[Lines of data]
•••••

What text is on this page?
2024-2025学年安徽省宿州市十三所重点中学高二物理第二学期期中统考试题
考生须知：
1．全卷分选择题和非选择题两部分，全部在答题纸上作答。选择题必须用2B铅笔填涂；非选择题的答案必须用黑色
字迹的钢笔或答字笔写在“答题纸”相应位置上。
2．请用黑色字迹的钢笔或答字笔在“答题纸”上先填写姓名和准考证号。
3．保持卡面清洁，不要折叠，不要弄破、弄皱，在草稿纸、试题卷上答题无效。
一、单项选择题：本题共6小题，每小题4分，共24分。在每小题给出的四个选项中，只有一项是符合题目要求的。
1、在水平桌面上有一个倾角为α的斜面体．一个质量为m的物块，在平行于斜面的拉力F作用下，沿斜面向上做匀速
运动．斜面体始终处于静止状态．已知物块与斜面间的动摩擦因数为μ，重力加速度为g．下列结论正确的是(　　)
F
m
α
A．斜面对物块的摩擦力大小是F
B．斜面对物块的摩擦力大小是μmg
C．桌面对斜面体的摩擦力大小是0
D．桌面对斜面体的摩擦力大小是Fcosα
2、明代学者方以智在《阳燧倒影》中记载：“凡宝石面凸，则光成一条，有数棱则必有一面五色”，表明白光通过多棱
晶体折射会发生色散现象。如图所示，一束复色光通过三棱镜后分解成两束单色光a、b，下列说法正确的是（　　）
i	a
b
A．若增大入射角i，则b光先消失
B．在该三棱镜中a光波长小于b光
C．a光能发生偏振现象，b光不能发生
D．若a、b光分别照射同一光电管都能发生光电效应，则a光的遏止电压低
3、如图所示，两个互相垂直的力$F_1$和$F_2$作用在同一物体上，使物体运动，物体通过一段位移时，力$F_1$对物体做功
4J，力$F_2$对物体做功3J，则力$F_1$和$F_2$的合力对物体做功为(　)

•••••

### CHALLENGE
Your answer should be a single number: the count of lines in the data that include the word "如图所示".

### ANSWER FOR THIS EXERCISE
2